== Task requirements ==
From the listing below, pull out every line where the string "title" appears.

== Material to process ==
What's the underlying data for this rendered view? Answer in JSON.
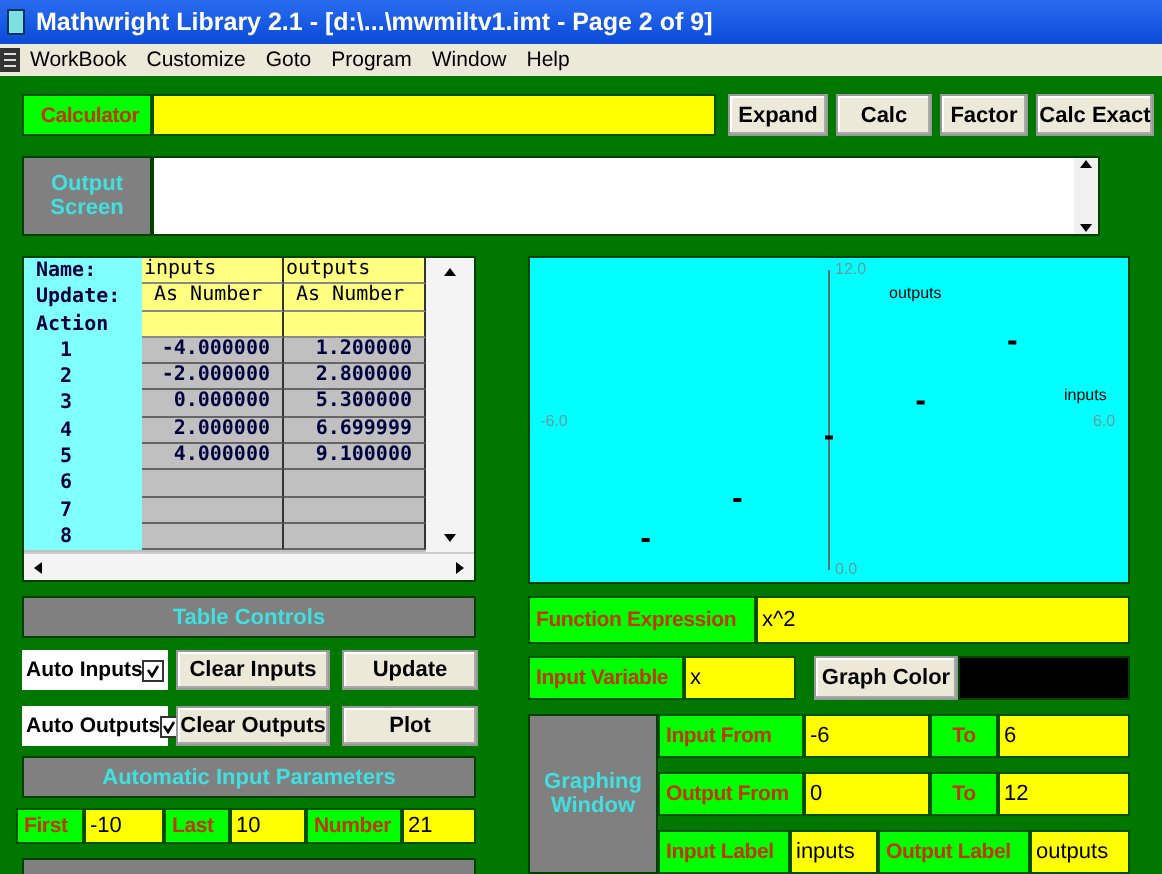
{
  "window": {
    "title": "Mathwright Library 2.1 - [d:\\...\\mwmiltv1.imt - Page 2 of 9]"
  },
  "menu": [
    "WorkBook",
    "Customize",
    "Goto",
    "Program",
    "Window",
    "Help"
  ],
  "calculator": {
    "label": "Calculator",
    "buttons": [
      "Expand",
      "Calc",
      "Factor",
      "Calc Exact"
    ]
  },
  "output_screen": {
    "label": "Output Screen"
  },
  "table": {
    "row_labels": [
      "Name:",
      "Update:",
      "Action"
    ],
    "columns": [
      {
        "name": "inputs",
        "update": "As Number"
      },
      {
        "name": "outputs",
        "update": "As Number"
      }
    ],
    "rows": [
      {
        "index": "1",
        "values": [
          "-4.000000",
          "1.200000"
        ]
      },
      {
        "index": "2",
        "values": [
          "-2.000000",
          "2.800000"
        ]
      },
      {
        "index": "3",
        "values": [
          "0.000000",
          "5.300000"
        ]
      },
      {
        "index": "4",
        "values": [
          "2.000000",
          "6.699999"
        ]
      },
      {
        "index": "5",
        "values": [
          "4.000000",
          "9.100000"
        ]
      },
      {
        "index": "6"
      },
      {
        "index": "7"
      },
      {
        "index": "8"
      }
    ]
  },
  "graph": {
    "chart_data": {
      "type": "scatter",
      "xlabel": "inputs",
      "ylabel": "outputs",
      "xlim": [
        -6,
        6
      ],
      "ylim": [
        0,
        12
      ],
      "xticks": [
        {
          "value": -6,
          "label": "-6.0"
        },
        {
          "value": 6,
          "label": "6.0"
        }
      ],
      "yticks": [
        {
          "value": 0,
          "label": "0.0"
        },
        {
          "value": 12,
          "label": "12.0"
        }
      ],
      "x": [
        -4,
        -2,
        0,
        2,
        4
      ],
      "series": [
        {
          "color": "#000000",
          "values": [
            1.2,
            2.8,
            5.3,
            6.7,
            9.1
          ]
        }
      ]
    }
  },
  "table_controls": {
    "title": "Table Controls",
    "rows": [
      {
        "checkbox": {
          "label": "Auto Inputs",
          "checked": true
        },
        "buttons": [
          "Clear Inputs",
          "Update"
        ]
      },
      {
        "checkbox": {
          "label": "Auto Outputs",
          "checked": true
        },
        "buttons": [
          "Clear Outputs",
          "Plot"
        ]
      }
    ]
  },
  "auto_input_parameters": {
    "title": "Automatic Input Parameters",
    "fields": [
      {
        "label": "First",
        "value": "-10"
      },
      {
        "label": "Last",
        "value": "10"
      },
      {
        "label": "Number",
        "value": "21"
      }
    ]
  },
  "function_expression": {
    "label": "Function Expression",
    "value": "x^2"
  },
  "input_variable": {
    "label": "Input Variable",
    "value": "x"
  },
  "graph_color": {
    "button": "Graph Color",
    "color": "#000000"
  },
  "graphing_window": {
    "title": "Graphing Window",
    "rows": [
      {
        "label": "Input From",
        "value": "-6",
        "to_label": "To",
        "to_value": "6"
      },
      {
        "label": "Output From",
        "value": "0",
        "to_label": "To",
        "to_value": "12"
      }
    ],
    "input_label": {
      "label": "Input Label",
      "value": "inputs"
    },
    "output_label": {
      "label": "Output Label",
      "value": "outputs"
    }
  }
}
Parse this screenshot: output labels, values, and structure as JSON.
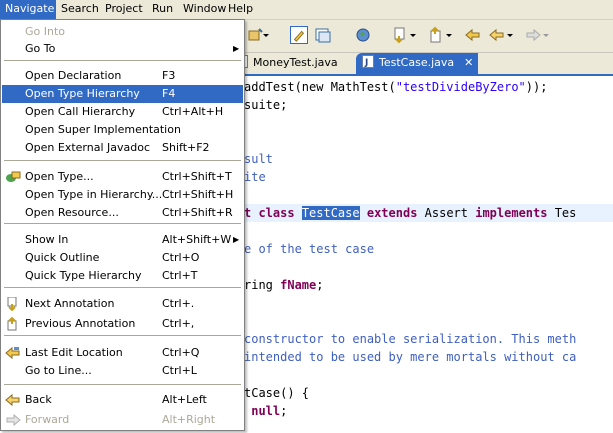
{
  "menubar": {
    "items": [
      "Navigate",
      "Search",
      "Project",
      "Run",
      "Window",
      "Help"
    ]
  },
  "editor": {
    "tabs": [
      {
        "label": "MoneyTest.java",
        "close": ""
      },
      {
        "label": "TestCase.java",
        "close": "✕"
      }
    ],
    "lines": [
      {
        "parts": [
          {
            "t": "addTest(new MathTest(",
            "c": ""
          },
          {
            "t": "\"testDivideByZero\"",
            "c": "str"
          },
          {
            "t": "));",
            "c": ""
          }
        ]
      },
      {
        "parts": [
          {
            "t": "suite;",
            "c": ""
          }
        ]
      },
      {
        "parts": []
      },
      {
        "parts": []
      },
      {
        "parts": [
          {
            "t": "sult",
            "c": "cm"
          }
        ]
      },
      {
        "parts": [
          {
            "t": "ite",
            "c": "cm"
          }
        ]
      },
      {
        "parts": []
      },
      {
        "parts": [
          {
            "t": "t ",
            "c": "kw"
          },
          {
            "t": "class ",
            "c": "kw"
          },
          {
            "t": "TestCase",
            "c": "selword"
          },
          {
            "t": " ",
            "c": ""
          },
          {
            "t": "extends",
            "c": "kw"
          },
          {
            "t": " Assert ",
            "c": ""
          },
          {
            "t": "implements",
            "c": "kw"
          },
          {
            "t": " Tes",
            "c": ""
          }
        ],
        "hl": true
      },
      {
        "parts": []
      },
      {
        "parts": [
          {
            "t": "e of the test case",
            "c": "cm"
          }
        ]
      },
      {
        "parts": []
      },
      {
        "parts": [
          {
            "t": "ring ",
            "c": ""
          },
          {
            "t": "fName",
            "c": "kw"
          },
          {
            "t": ";",
            "c": ""
          }
        ]
      },
      {
        "parts": []
      },
      {
        "parts": []
      },
      {
        "parts": [
          {
            "t": "constructor to enable serialization. This meth",
            "c": "cm"
          }
        ]
      },
      {
        "parts": [
          {
            "t": "intended to be used by mere mortals without ca",
            "c": "cm"
          }
        ]
      },
      {
        "parts": []
      },
      {
        "parts": [
          {
            "t": "tCase() {",
            "c": ""
          }
        ]
      },
      {
        "parts": [
          {
            "t": " ",
            "c": ""
          },
          {
            "t": "null",
            "c": "kw"
          },
          {
            "t": ";",
            "c": ""
          }
        ]
      }
    ]
  },
  "navigate_menu": {
    "groups": [
      [
        {
          "label": "Go Into",
          "shortcut": "",
          "disabled": true,
          "icon": "",
          "submenu": false
        },
        {
          "label": "Go To",
          "shortcut": "",
          "disabled": false,
          "icon": "",
          "submenu": true
        }
      ],
      [
        {
          "label": "Open Declaration",
          "shortcut": "F3",
          "disabled": false,
          "icon": "",
          "submenu": false
        },
        {
          "label": "Open Type Hierarchy",
          "shortcut": "F4",
          "disabled": false,
          "icon": "",
          "submenu": false,
          "hover": true
        },
        {
          "label": "Open Call Hierarchy",
          "shortcut": "Ctrl+Alt+H",
          "disabled": false,
          "icon": "",
          "submenu": false
        },
        {
          "label": "Open Super Implementation",
          "shortcut": "",
          "disabled": false,
          "icon": "",
          "submenu": false
        },
        {
          "label": "Open External Javadoc",
          "shortcut": "Shift+F2",
          "disabled": false,
          "icon": "",
          "submenu": false
        }
      ],
      [
        {
          "label": "Open Type...",
          "shortcut": "Ctrl+Shift+T",
          "disabled": false,
          "icon": "open-type-icon",
          "submenu": false
        },
        {
          "label": "Open Type in Hierarchy...",
          "shortcut": "Ctrl+Shift+H",
          "disabled": false,
          "icon": "",
          "submenu": false
        },
        {
          "label": "Open Resource...",
          "shortcut": "Ctrl+Shift+R",
          "disabled": false,
          "icon": "",
          "submenu": false
        }
      ],
      [
        {
          "label": "Show In",
          "shortcut": "Alt+Shift+W",
          "disabled": false,
          "icon": "",
          "submenu": true
        },
        {
          "label": "Quick Outline",
          "shortcut": "Ctrl+O",
          "disabled": false,
          "icon": "",
          "submenu": false
        },
        {
          "label": "Quick Type Hierarchy",
          "shortcut": "Ctrl+T",
          "disabled": false,
          "icon": "",
          "submenu": false
        }
      ],
      [
        {
          "label": "Next Annotation",
          "shortcut": "Ctrl+.",
          "disabled": false,
          "icon": "next-annotation-icon",
          "submenu": false
        },
        {
          "label": "Previous Annotation",
          "shortcut": "Ctrl+,",
          "disabled": false,
          "icon": "previous-annotation-icon",
          "submenu": false
        }
      ],
      [
        {
          "label": "Last Edit Location",
          "shortcut": "Ctrl+Q",
          "disabled": false,
          "icon": "last-edit-location-icon",
          "submenu": false
        },
        {
          "label": "Go to Line...",
          "shortcut": "Ctrl+L",
          "disabled": false,
          "icon": "",
          "submenu": false
        }
      ],
      [
        {
          "label": "Back",
          "shortcut": "Alt+Left",
          "disabled": false,
          "icon": "back-icon",
          "submenu": false
        },
        {
          "label": "Forward",
          "shortcut": "Alt+Right",
          "disabled": true,
          "icon": "forward-icon",
          "submenu": false
        }
      ]
    ]
  },
  "colors": {
    "selection": "#316ac5",
    "menubar": "#ece9d8",
    "keyword": "#7f0055",
    "comment": "#3f5fbf",
    "string": "#2a00ff"
  }
}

== Final result ==
    "title": "Mathwright Library 2.1 - [d:\\...\\mwmiltv1.imt - Page 2 of 9]"
    "title": "Table Controls",
    "title": "Automatic Input Parameters",
    "title": "Graphing Window",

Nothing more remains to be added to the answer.